• [What you are asked to do] Look through the material below. Copy every line with the string "Labour" in it.

— Begin Provided records —

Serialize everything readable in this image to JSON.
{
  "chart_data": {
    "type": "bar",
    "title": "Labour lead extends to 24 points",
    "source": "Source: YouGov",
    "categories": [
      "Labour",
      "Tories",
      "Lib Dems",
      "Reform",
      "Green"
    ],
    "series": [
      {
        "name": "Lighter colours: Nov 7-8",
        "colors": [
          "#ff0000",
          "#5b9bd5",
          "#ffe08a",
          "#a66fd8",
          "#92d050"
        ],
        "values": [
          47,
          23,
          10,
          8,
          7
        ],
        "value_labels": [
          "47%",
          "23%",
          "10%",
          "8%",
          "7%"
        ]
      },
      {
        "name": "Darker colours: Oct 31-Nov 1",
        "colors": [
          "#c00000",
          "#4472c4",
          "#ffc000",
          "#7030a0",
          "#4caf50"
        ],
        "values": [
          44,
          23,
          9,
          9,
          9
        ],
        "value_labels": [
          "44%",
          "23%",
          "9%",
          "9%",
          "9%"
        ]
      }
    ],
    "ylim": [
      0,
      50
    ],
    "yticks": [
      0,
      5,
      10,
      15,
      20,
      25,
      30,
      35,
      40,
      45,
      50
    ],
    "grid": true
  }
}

— End Provided records —

• [Task answer]
    "title": "Labour lead extends to 24 points",
      "Labour",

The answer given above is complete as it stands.